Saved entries

****

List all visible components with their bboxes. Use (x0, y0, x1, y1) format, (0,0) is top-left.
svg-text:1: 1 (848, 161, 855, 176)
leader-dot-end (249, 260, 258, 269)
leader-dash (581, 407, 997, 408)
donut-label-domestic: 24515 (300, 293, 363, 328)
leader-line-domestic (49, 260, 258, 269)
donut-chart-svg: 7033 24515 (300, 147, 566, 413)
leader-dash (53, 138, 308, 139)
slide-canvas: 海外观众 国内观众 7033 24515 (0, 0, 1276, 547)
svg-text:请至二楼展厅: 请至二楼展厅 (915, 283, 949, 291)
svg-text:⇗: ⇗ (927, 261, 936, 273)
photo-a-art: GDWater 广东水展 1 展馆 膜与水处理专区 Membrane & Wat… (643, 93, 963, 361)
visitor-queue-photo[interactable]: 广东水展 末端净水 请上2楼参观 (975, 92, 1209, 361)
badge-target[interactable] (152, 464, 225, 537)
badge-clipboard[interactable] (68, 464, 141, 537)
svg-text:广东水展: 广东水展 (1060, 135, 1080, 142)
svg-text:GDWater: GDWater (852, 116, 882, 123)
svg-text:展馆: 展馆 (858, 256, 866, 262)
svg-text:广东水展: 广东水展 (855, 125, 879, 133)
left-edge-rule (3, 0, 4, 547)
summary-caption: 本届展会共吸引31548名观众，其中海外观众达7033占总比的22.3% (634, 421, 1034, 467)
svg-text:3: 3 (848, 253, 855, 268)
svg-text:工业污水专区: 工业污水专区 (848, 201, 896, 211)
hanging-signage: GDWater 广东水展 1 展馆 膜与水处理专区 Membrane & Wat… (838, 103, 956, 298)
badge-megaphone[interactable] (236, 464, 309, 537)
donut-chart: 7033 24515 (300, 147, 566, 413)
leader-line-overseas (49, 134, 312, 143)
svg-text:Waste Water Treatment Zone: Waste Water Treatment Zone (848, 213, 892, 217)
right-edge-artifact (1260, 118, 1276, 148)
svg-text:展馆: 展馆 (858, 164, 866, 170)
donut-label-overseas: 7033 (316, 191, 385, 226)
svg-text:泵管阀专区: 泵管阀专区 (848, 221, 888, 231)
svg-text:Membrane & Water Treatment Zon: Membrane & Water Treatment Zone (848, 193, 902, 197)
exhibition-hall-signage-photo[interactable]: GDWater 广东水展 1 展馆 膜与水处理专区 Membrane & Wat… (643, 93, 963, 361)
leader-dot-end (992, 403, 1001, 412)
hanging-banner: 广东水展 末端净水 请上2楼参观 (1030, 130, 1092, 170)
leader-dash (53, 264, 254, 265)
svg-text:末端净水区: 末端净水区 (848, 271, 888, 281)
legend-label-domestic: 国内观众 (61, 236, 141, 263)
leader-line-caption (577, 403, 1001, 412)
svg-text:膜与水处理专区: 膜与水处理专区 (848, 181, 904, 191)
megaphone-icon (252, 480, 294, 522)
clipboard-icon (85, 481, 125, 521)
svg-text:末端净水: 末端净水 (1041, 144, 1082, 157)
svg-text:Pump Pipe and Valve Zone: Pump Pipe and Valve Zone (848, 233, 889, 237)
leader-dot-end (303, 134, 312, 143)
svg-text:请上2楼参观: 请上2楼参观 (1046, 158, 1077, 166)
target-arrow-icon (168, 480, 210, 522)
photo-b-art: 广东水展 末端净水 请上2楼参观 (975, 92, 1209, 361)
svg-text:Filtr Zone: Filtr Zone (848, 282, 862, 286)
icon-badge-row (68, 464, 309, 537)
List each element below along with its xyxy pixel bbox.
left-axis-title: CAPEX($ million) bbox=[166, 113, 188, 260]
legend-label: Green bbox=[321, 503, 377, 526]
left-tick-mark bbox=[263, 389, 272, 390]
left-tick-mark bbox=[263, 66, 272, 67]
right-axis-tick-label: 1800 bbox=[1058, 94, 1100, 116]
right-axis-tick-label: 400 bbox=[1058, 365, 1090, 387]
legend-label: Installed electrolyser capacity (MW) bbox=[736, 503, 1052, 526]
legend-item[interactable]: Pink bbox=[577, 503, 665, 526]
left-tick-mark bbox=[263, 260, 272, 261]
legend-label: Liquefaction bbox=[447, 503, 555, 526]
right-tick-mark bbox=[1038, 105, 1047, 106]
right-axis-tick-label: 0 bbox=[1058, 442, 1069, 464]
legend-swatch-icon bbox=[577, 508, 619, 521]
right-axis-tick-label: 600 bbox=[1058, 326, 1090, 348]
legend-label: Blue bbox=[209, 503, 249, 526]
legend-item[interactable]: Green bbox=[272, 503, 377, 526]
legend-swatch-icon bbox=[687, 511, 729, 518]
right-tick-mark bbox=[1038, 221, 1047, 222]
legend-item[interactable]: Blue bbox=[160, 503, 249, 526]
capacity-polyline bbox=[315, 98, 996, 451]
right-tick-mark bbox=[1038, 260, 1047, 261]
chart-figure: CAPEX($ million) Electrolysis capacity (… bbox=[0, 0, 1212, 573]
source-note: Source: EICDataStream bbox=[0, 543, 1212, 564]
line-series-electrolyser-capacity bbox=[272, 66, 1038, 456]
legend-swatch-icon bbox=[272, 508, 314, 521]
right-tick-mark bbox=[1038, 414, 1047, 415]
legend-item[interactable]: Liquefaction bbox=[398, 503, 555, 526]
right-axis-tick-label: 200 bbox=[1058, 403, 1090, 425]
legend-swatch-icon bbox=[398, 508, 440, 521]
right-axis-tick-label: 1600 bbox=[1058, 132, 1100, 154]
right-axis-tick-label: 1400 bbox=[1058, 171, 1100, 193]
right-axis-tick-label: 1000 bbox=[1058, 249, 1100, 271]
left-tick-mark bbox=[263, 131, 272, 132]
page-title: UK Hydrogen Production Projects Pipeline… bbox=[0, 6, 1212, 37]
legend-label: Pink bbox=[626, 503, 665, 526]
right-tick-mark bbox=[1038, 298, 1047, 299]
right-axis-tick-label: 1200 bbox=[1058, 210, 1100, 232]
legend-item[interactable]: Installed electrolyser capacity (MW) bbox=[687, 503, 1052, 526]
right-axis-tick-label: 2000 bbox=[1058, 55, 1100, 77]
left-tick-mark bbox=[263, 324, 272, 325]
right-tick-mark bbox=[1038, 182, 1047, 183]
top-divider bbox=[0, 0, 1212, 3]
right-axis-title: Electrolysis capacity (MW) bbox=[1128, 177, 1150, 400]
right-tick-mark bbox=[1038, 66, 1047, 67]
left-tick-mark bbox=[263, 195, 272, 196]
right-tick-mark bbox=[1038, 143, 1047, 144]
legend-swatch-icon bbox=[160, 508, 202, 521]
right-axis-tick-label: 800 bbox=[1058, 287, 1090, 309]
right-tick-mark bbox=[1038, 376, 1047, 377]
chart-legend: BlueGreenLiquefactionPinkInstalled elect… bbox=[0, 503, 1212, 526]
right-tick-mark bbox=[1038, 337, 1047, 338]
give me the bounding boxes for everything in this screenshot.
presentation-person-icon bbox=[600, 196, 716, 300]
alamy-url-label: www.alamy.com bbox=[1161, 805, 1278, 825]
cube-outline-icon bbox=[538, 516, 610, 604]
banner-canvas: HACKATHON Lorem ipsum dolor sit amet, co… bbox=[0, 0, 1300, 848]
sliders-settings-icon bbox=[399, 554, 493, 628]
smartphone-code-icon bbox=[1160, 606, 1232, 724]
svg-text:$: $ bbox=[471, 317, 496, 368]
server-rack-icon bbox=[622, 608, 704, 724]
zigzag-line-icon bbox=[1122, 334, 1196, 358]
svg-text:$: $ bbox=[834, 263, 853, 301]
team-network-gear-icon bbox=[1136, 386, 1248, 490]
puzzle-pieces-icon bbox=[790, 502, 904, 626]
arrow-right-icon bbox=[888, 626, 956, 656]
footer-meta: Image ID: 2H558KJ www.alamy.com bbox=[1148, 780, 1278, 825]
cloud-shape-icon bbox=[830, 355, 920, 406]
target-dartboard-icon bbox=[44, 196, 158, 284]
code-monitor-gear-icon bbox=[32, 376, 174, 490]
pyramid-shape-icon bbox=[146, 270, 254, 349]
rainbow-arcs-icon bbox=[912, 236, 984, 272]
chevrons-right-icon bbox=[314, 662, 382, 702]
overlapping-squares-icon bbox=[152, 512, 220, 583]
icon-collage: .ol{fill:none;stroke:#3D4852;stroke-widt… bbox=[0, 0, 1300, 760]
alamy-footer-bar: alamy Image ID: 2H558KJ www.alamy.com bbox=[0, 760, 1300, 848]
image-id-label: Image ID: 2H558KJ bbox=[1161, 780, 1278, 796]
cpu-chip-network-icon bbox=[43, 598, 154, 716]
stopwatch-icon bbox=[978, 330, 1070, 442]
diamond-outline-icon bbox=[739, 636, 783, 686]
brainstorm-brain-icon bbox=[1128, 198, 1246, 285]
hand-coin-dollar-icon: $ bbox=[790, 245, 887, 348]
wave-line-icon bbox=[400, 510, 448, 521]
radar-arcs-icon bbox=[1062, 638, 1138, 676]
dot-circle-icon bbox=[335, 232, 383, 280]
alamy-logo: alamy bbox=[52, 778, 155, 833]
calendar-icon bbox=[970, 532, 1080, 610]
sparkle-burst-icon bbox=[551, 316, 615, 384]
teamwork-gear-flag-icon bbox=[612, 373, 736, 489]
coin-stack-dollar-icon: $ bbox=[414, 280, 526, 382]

****

> [PROBLEM STATEMENT] Give the records as a Markdown table with columns Row and Entry, starting at their first line and ending at the line containing "hanging-signage: GDWater 广东水展". Include both of those lines, number each row, and leave out blank lines.

> [TASK SOLUTION]
| Row | Entry |
|---|---|
| 1 | List all visible components with their bboxes. Use (x0, y0, x1, y1) format, (0,0) is top-left. |
| 2 | svg-text:1: 1 (848, 161, 855, 176) |
| 3 | leader-dot-end (249, 260, 258, 269) |
| 4 | leader-dash (581, 407, 997, 408) |
| 5 | donut-label-domestic: 24515 (300, 293, 363, 328) |
| 6 | leader-line-domestic (49, 260, 258, 269) |
| 7 | donut-chart-svg: 7033 24515 (300, 147, 566, 413) |
| 8 | leader-dash (53, 138, 308, 139) |
| 9 | slide-canvas: 海外观众 国内观众 7033 24515 (0, 0, 1276, 547) |
| 10 | svg-text:请至二楼展厅: 请至二楼展厅 (915, 283, 949, 291) |
| 11 | svg-text:⇗: ⇗ (927, 261, 936, 273) |
| 12 | photo-a-art: GDWater 广东水展 1 展馆 膜与水处理专区 Membrane & Wat… (643, 93, 963, 361) |
| 13 | visitor-queue-photo[interactable]: 广东水展 末端净水 请上2楼参观 (975, 92, 1209, 361) |
| 14 | badge-target[interactable] (152, 464, 225, 537) |
| 15 | badge-clipboard[interactable] (68, 464, 141, 537) |
| 16 | svg-text:广东水展: 广东水展 (1060, 135, 1080, 142) |
| 17 | svg-text:GDWater: GDWater (852, 116, 882, 123) |
| 18 | svg-text:展馆: 展馆 (858, 256, 866, 262) |
| 19 | svg-text:广东水展: 广东水展 (855, 125, 879, 133) |
| 20 | left-edge-rule (3, 0, 4, 547) |
| 21 | summary-caption: 本届展会共吸引31548名观众，其中海外观众达7033占总比的22.3% (634, 421, 1034, 467) |
| 22 | svg-text:3: 3 (848, 253, 855, 268) |
| 23 | svg-text:工业污水专区: 工业污水专区 (848, 201, 896, 211) |
| 24 | hanging-signage: GDWater 广东水展 1 展馆 膜与水处理专区 Membrane & Wat… (838, 103, 956, 298) |